--- START Given records ---
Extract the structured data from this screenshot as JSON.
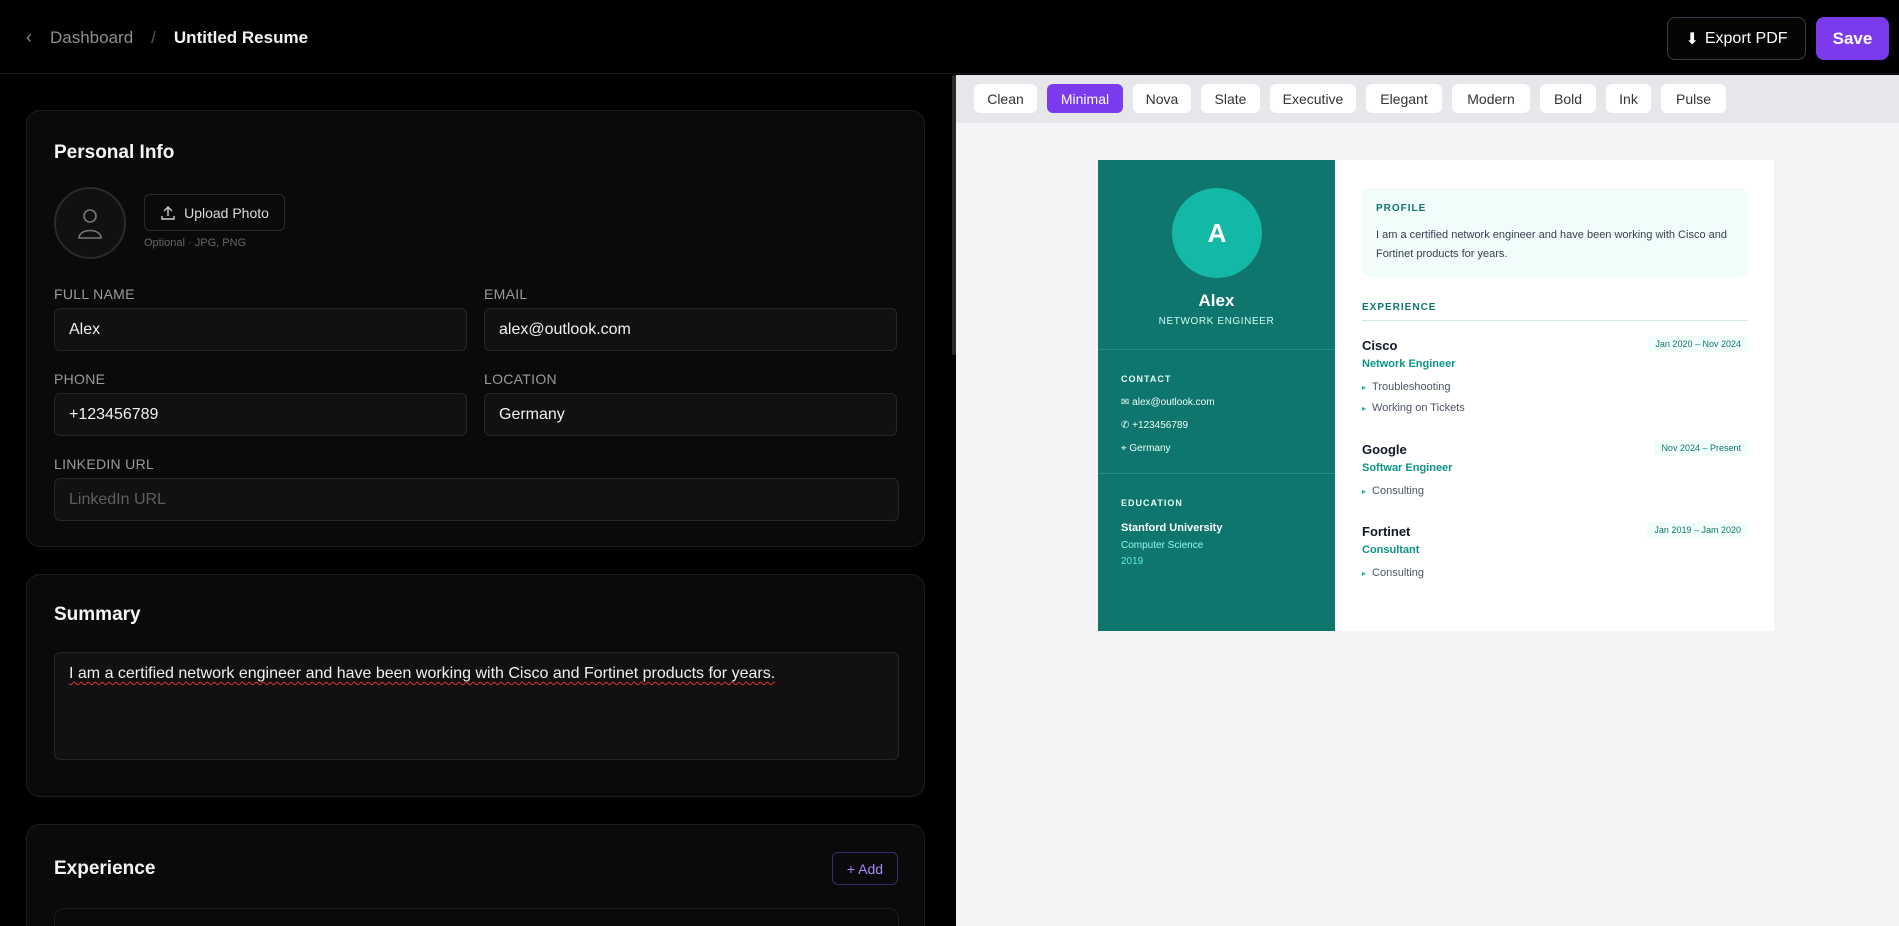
{
  "header": {
    "back_label": "Dashboard",
    "separator": "/",
    "doc_title": "Untitled Resume",
    "export_label": "Export PDF",
    "save_label": "Save"
  },
  "personal": {
    "heading": "Personal Info",
    "upload_label": "Upload Photo",
    "upload_note": "Optional · JPG, PNG",
    "full_name_label": "FULL NAME",
    "full_name": "Alex",
    "email_label": "EMAIL",
    "email": "alex@outlook.com",
    "phone_label": "PHONE",
    "phone": "+123456789",
    "location_label": "LOCATION",
    "location": "Germany",
    "linkedin_label": "LINKEDIN URL",
    "linkedin_placeholder": "LinkedIn URL"
  },
  "summary": {
    "heading": "Summary",
    "text": "I am a certified network engineer and have been working with Cisco and Fortinet products for years."
  },
  "experience": {
    "heading": "Experience",
    "add_label": "+ Add"
  },
  "templates": {
    "items": [
      "Clean",
      "Minimal",
      "Nova",
      "Slate",
      "Executive",
      "Elegant",
      "Modern",
      "Bold",
      "Ink",
      "Pulse"
    ],
    "active": "Minimal",
    "accent": "#7c3aed"
  },
  "preview": {
    "initial": "A",
    "name": "Alex",
    "title": "NETWORK ENGINEER",
    "contact_heading": "CONTACT",
    "contact": [
      "✉ alex@outlook.com",
      "✆ +123456789",
      "⌖ Germany"
    ],
    "education_heading": "EDUCATION",
    "school": "Stanford University",
    "degree": "Computer Science",
    "year": "2019",
    "profile_heading": "PROFILE",
    "profile_text": "I am a certified network engineer and have been working with Cisco and Fortinet products for years.",
    "experience_heading": "EXPERIENCE",
    "jobs": [
      {
        "company": "Cisco",
        "dates": "Jan 2020 – Nov 2024",
        "role": "Network Engineer",
        "bullets": [
          "Troubleshooting",
          "Working on Tickets"
        ]
      },
      {
        "company": "Google",
        "dates": "Nov 2024 – Present",
        "role": "Softwar Engineer",
        "bullets": [
          "Consulting"
        ]
      },
      {
        "company": "Fortinet",
        "dates": "Jan 2019 – Jam 2020",
        "role": "Consultant",
        "bullets": [
          "Consulting"
        ]
      }
    ],
    "side_color": "#0f766e"
  }
}
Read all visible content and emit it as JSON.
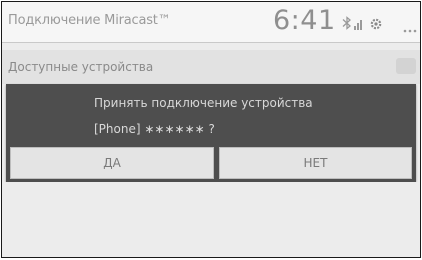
{
  "header": {
    "title": "Подключение Miracast™",
    "clock": "6:41",
    "icons": [
      "bluetooth-icon",
      "signal-icon",
      "gear-icon",
      "more-icon"
    ]
  },
  "section": {
    "label": "Доступные устройства"
  },
  "dialog": {
    "line1": "Принять подключение устройства",
    "line2": "[Phone] ∗∗∗∗∗∗ ?",
    "yes_label": "ДА",
    "no_label": "НЕТ"
  },
  "colors": {
    "dialog_bg": "#4e4e4e",
    "button_bg": "#e4e4e4",
    "screen_bg": "#ececec"
  }
}
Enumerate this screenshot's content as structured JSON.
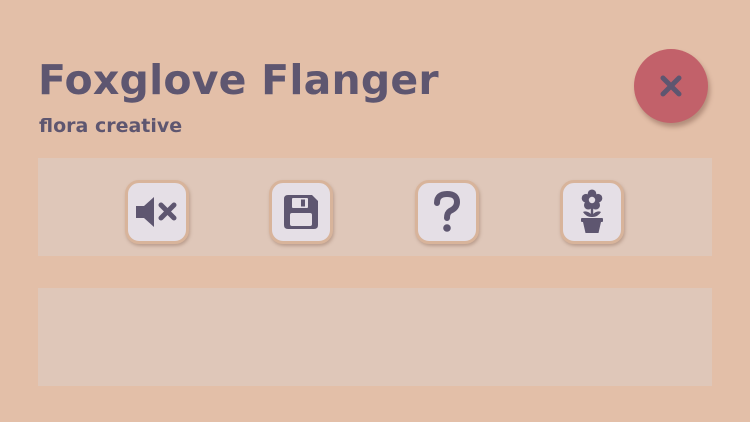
{
  "app": {
    "title": "Foxglove Flanger",
    "subtitle": "flora creative"
  },
  "header": {
    "close_icon": "close-icon"
  },
  "toolbar": {
    "buttons": [
      {
        "id": "mute",
        "icon": "speaker-mute-icon"
      },
      {
        "id": "save",
        "icon": "floppy-disk-icon"
      },
      {
        "id": "help",
        "icon": "question-mark-icon"
      },
      {
        "id": "flower",
        "icon": "flower-pot-icon"
      }
    ]
  },
  "colors": {
    "background": "#e3bfa8",
    "panel": "#dfc7b9",
    "text": "#5e5670",
    "close_button": "#c2616a",
    "tool_button": "#e5dfe6",
    "tool_button_border": "#d8b49b"
  }
}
--- END Given records ---
Looking at the entries above, state how many lines contain "with"; give the number alone.

▶ Solution to this problem
2